━━ TASK DATA ━━
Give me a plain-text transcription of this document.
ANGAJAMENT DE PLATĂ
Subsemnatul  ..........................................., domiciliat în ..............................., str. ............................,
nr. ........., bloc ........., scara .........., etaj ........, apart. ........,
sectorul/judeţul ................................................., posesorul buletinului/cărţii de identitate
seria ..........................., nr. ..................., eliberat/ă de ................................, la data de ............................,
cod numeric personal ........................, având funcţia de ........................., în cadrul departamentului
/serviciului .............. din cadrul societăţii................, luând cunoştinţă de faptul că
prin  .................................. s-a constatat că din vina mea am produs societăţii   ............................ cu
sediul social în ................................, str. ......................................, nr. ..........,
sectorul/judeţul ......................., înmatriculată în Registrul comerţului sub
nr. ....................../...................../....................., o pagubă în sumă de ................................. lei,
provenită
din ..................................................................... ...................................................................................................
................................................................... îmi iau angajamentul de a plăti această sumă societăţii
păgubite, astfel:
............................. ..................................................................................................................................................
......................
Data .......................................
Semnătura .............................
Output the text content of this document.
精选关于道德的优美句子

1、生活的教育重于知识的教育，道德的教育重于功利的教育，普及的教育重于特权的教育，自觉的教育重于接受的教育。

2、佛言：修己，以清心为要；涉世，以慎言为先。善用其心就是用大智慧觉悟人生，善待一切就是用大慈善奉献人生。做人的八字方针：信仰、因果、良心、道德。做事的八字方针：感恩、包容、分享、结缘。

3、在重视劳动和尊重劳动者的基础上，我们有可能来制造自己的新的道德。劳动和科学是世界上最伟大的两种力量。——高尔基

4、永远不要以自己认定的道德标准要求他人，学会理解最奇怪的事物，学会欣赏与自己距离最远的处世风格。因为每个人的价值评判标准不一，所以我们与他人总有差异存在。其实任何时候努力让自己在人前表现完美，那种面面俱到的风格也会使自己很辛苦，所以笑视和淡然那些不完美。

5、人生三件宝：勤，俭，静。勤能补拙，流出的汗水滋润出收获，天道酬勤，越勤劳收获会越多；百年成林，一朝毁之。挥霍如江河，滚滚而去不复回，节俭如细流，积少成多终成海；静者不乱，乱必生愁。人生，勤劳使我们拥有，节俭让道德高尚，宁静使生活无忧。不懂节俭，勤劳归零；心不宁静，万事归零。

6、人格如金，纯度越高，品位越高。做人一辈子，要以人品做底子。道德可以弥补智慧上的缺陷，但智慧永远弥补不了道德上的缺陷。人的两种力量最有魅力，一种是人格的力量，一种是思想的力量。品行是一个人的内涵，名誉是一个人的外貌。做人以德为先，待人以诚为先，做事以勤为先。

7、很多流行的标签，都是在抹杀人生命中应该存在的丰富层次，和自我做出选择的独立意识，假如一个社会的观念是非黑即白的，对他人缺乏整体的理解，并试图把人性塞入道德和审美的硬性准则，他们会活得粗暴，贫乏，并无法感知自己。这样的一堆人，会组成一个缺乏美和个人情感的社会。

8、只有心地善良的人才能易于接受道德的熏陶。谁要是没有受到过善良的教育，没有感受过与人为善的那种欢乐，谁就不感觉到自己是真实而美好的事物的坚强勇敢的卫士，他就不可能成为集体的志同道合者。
━━━
WORK TO BE COMPLETED – Report how many lines include the word "societăţii". Give nothing but the number.

RESULT OF THIS EXERCISE – 3